■ Problem to work on ■
For every line in the records that has the word "patches", make a copy.

■ Supplied records ■
○ ○ ○ ○ ○ ○ ○

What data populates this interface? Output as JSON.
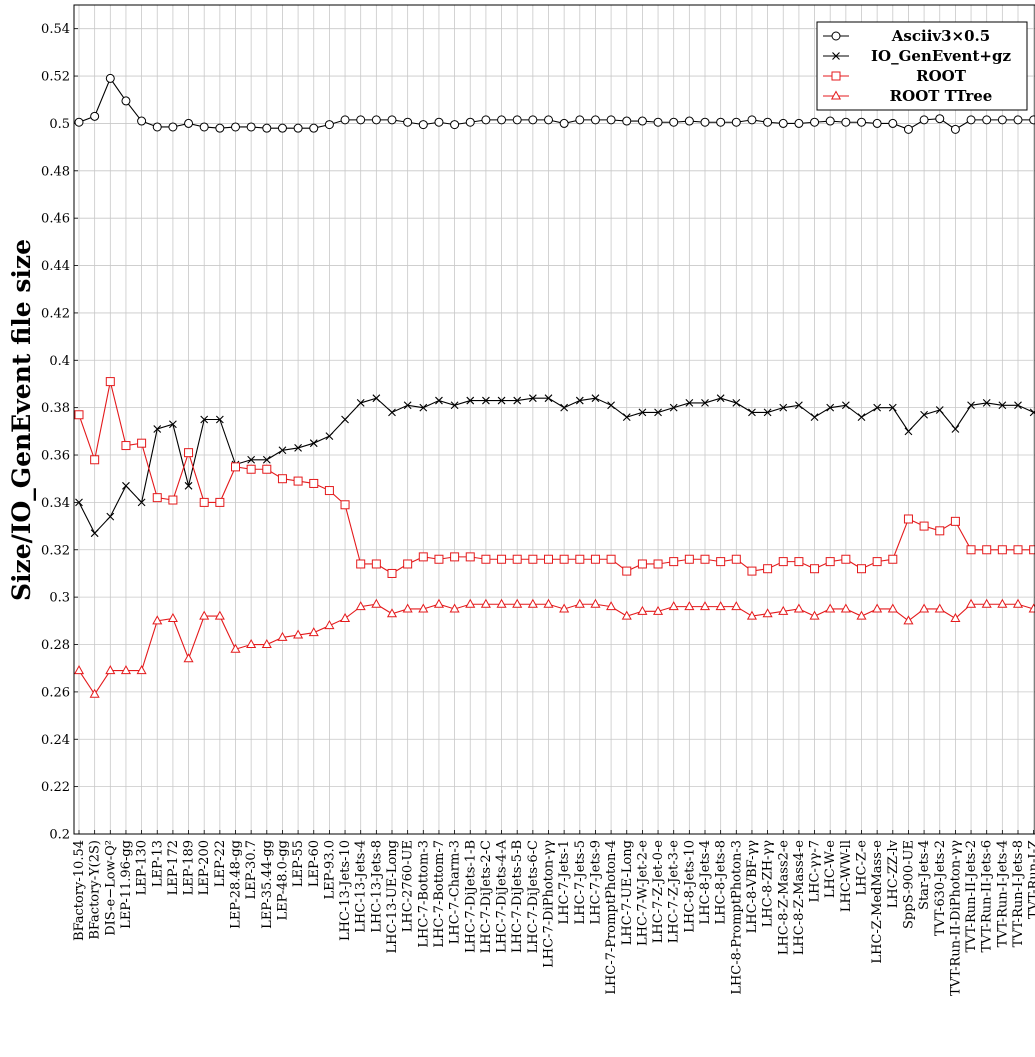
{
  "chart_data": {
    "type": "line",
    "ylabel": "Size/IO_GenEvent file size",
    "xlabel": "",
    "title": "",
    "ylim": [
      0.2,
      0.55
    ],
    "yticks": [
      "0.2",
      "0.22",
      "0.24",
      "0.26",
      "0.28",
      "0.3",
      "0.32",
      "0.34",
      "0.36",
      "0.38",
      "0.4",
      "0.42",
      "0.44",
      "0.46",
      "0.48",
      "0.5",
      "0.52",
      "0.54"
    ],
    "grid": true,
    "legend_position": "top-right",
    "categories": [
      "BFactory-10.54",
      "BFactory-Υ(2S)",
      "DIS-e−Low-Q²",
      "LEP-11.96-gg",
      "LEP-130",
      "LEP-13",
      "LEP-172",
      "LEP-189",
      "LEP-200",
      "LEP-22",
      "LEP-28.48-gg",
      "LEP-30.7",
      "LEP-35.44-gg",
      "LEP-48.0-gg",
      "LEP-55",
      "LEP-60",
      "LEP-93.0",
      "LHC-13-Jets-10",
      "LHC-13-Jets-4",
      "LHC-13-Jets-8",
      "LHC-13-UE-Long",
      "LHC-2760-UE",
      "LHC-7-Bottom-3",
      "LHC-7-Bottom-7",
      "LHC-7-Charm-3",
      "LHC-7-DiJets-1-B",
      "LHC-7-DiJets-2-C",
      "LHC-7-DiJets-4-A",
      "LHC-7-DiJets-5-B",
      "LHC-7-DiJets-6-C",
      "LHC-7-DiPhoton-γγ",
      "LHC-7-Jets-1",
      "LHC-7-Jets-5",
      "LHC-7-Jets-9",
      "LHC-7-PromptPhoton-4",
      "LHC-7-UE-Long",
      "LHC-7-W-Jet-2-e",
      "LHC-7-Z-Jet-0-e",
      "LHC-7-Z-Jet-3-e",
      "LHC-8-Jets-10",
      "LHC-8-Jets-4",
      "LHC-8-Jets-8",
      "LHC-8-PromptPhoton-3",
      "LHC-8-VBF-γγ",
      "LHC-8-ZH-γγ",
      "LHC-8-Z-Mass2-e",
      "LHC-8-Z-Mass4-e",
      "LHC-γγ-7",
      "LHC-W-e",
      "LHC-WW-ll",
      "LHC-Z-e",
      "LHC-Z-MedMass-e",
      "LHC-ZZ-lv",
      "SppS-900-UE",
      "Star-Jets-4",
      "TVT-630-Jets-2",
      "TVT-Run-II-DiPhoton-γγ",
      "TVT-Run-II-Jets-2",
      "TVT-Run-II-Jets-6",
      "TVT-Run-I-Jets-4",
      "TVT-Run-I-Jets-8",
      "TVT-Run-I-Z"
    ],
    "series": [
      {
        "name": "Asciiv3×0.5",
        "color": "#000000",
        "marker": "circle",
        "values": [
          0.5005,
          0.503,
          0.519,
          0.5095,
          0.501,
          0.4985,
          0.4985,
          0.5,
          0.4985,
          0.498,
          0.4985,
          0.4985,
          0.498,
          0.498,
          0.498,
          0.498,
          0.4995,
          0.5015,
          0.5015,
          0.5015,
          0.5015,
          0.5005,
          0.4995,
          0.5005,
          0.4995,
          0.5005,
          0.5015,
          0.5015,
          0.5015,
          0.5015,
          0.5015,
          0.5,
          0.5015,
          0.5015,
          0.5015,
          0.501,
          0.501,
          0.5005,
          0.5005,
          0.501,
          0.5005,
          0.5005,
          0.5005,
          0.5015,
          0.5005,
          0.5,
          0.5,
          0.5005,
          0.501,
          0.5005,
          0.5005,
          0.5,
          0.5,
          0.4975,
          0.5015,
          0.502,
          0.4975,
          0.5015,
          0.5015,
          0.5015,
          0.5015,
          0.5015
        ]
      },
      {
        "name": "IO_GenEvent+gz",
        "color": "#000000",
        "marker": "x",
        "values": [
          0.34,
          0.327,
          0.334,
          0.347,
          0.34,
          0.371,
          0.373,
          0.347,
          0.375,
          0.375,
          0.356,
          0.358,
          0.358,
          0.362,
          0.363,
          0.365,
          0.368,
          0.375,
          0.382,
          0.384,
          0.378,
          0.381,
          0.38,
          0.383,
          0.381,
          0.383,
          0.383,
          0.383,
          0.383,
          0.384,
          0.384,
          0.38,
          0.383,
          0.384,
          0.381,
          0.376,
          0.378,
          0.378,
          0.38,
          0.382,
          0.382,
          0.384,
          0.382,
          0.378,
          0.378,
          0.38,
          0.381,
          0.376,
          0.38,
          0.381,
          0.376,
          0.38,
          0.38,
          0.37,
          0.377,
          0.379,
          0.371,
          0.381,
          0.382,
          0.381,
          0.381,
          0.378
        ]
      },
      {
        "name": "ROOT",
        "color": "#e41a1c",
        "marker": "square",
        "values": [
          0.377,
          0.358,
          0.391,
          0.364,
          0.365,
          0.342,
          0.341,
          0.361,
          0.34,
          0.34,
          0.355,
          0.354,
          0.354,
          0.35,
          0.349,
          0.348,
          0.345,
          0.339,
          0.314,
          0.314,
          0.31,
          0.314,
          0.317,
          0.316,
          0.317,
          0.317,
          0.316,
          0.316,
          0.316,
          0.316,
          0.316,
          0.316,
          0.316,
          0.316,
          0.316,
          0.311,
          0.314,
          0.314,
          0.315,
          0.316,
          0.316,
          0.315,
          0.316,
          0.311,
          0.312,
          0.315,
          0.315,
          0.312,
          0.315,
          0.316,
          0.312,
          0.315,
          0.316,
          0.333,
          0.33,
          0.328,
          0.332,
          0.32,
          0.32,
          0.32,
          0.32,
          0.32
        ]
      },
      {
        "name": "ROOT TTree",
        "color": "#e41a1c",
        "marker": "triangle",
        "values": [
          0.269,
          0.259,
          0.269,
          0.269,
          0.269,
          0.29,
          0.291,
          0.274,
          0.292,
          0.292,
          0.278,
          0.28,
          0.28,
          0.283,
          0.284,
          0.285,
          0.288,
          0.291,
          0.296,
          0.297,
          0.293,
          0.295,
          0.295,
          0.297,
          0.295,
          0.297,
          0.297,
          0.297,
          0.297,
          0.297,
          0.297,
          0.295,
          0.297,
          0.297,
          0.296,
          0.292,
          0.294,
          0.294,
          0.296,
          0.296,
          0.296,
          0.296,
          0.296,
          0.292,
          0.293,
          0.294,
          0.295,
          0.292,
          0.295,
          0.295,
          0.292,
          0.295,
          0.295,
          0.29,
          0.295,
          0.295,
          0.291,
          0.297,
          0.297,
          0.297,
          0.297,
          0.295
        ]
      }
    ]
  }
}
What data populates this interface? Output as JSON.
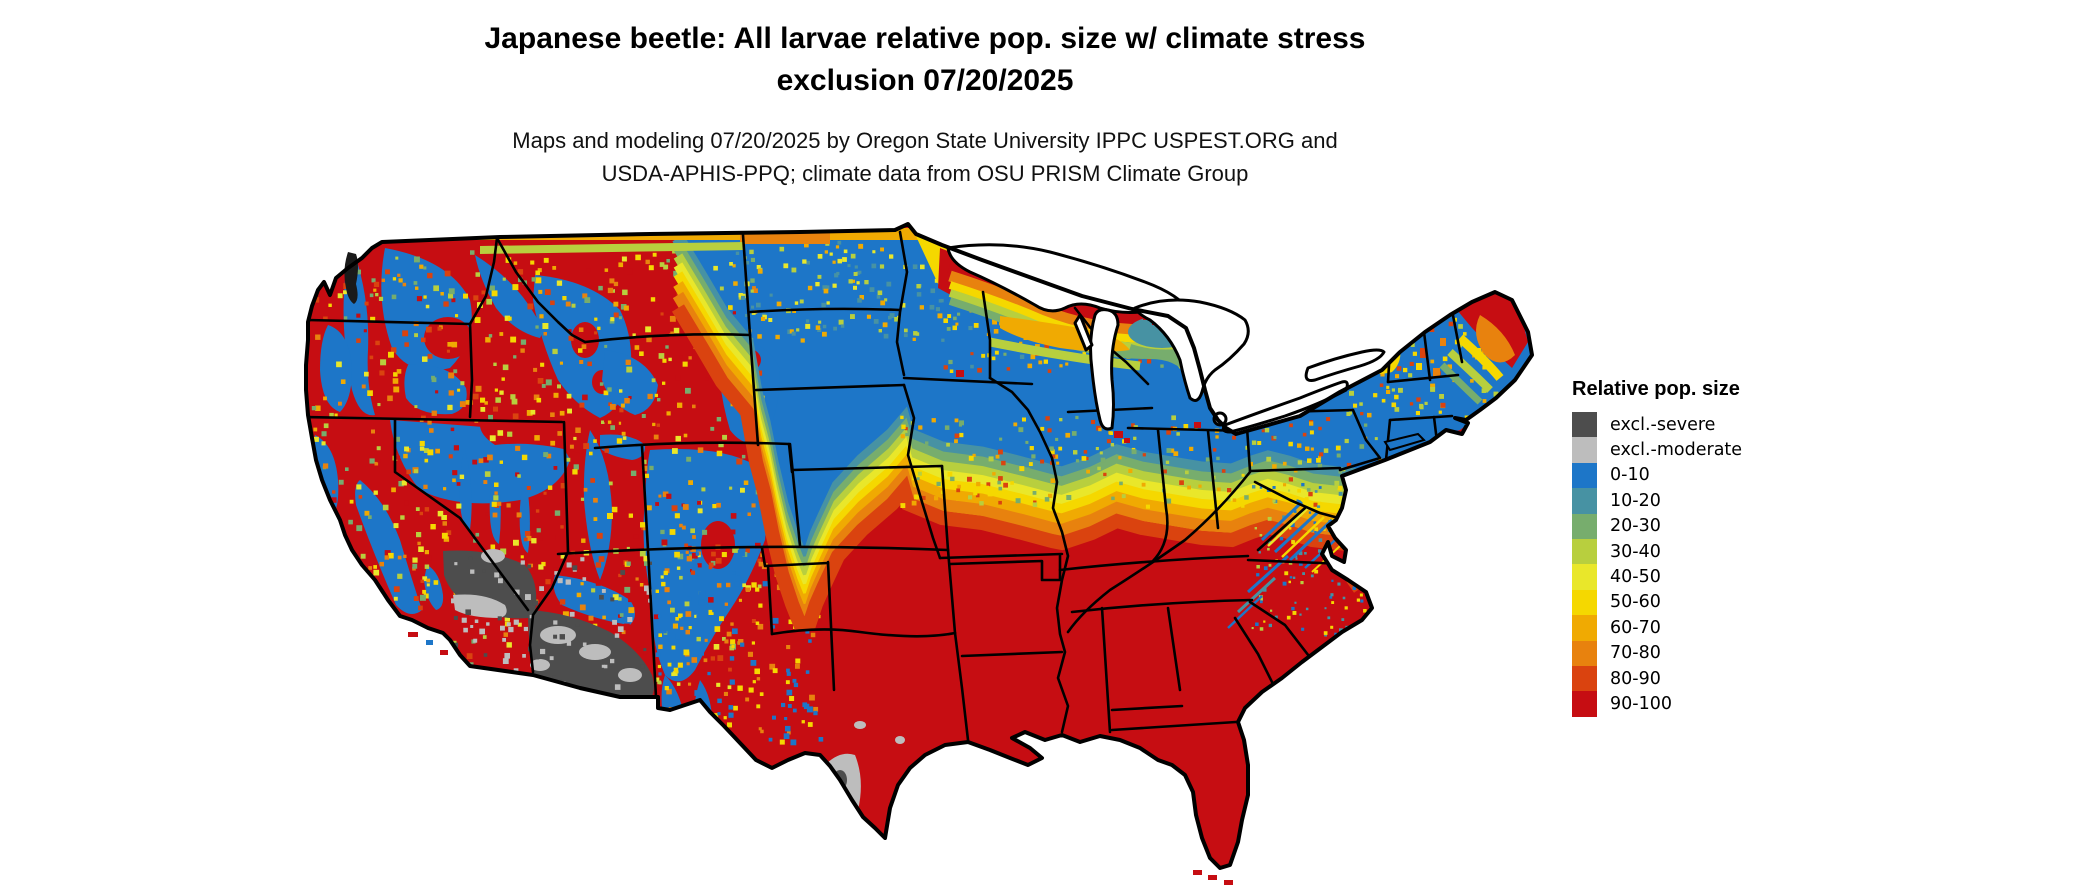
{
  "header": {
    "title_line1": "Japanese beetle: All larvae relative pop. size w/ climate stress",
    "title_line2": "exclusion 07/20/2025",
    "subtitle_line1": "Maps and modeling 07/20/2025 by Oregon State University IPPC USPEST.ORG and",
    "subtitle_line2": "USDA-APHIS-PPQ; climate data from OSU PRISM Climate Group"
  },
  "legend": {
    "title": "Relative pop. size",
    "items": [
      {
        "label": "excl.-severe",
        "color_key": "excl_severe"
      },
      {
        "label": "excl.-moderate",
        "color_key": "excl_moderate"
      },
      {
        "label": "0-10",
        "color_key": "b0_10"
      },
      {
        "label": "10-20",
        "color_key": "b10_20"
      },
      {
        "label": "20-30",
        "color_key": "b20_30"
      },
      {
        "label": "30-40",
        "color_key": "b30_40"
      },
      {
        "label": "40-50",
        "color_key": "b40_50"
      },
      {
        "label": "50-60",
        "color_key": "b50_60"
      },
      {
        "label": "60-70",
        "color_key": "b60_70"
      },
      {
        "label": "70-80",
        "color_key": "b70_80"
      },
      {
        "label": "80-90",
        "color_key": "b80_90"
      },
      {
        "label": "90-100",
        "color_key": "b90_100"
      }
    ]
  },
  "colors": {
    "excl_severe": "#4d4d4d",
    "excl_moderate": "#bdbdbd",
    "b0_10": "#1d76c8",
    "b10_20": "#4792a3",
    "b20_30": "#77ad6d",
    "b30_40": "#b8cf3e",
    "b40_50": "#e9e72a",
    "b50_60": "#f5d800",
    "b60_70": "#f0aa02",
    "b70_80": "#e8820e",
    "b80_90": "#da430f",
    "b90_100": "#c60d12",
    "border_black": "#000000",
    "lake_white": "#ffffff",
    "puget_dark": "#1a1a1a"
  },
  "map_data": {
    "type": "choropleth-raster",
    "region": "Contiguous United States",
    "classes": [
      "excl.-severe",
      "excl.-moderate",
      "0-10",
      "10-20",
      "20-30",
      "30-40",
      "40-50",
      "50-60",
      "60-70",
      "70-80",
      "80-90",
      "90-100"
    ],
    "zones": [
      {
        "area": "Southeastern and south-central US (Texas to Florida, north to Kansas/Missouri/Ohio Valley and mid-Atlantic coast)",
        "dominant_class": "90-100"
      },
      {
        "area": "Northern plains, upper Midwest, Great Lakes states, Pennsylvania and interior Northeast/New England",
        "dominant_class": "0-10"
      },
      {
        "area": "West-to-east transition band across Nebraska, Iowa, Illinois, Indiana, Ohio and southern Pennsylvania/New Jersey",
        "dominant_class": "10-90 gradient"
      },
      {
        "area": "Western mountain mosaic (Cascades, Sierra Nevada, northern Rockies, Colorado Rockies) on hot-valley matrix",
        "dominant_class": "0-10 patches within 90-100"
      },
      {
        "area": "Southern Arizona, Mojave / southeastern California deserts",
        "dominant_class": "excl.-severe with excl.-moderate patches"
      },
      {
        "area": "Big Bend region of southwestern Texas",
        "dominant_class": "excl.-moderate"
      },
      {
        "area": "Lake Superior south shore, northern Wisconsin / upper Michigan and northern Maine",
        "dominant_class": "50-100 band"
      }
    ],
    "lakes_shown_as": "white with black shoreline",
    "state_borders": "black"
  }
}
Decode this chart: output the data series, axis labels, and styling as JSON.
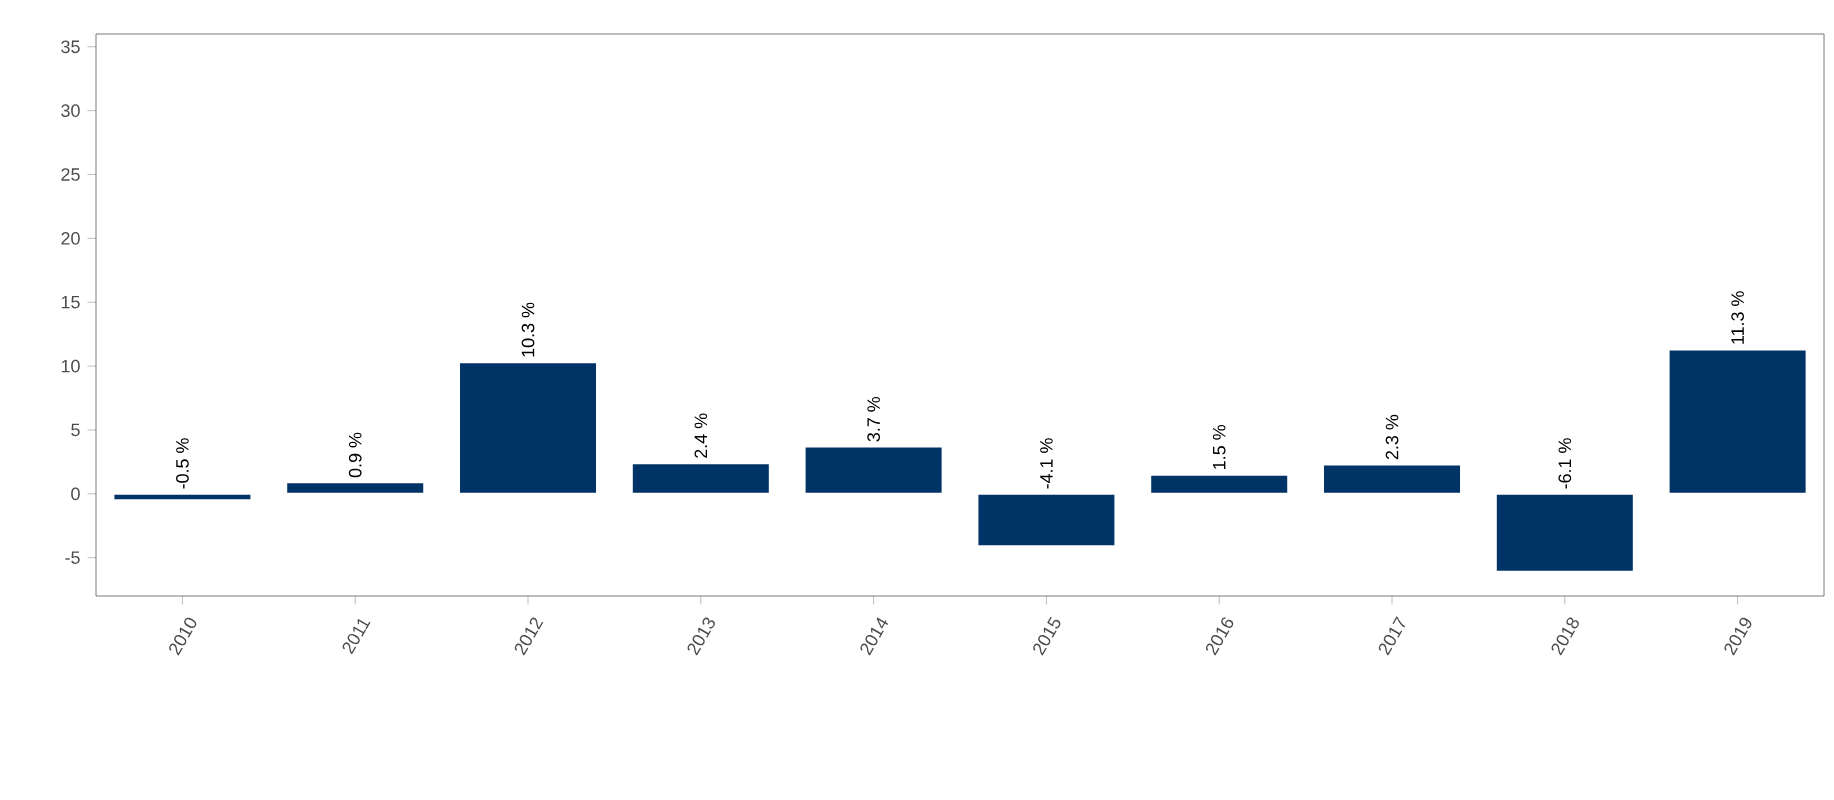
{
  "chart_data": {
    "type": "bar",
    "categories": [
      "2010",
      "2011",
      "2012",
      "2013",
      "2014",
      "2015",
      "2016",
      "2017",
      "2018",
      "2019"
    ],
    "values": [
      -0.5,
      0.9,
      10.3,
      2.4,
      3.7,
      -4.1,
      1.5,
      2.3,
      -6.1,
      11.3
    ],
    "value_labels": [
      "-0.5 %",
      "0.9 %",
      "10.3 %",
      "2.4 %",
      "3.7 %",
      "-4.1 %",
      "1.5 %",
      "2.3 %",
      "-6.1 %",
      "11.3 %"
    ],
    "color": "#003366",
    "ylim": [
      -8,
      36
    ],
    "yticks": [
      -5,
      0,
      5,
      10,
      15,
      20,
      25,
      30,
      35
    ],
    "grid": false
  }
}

○ ○ ○ ○ ○ ○ ○

■ Finished task ■
        "dominant_class": "0-10 patches within 90-100"
        "dominant_class": "excl.-severe with excl.-moderate patches"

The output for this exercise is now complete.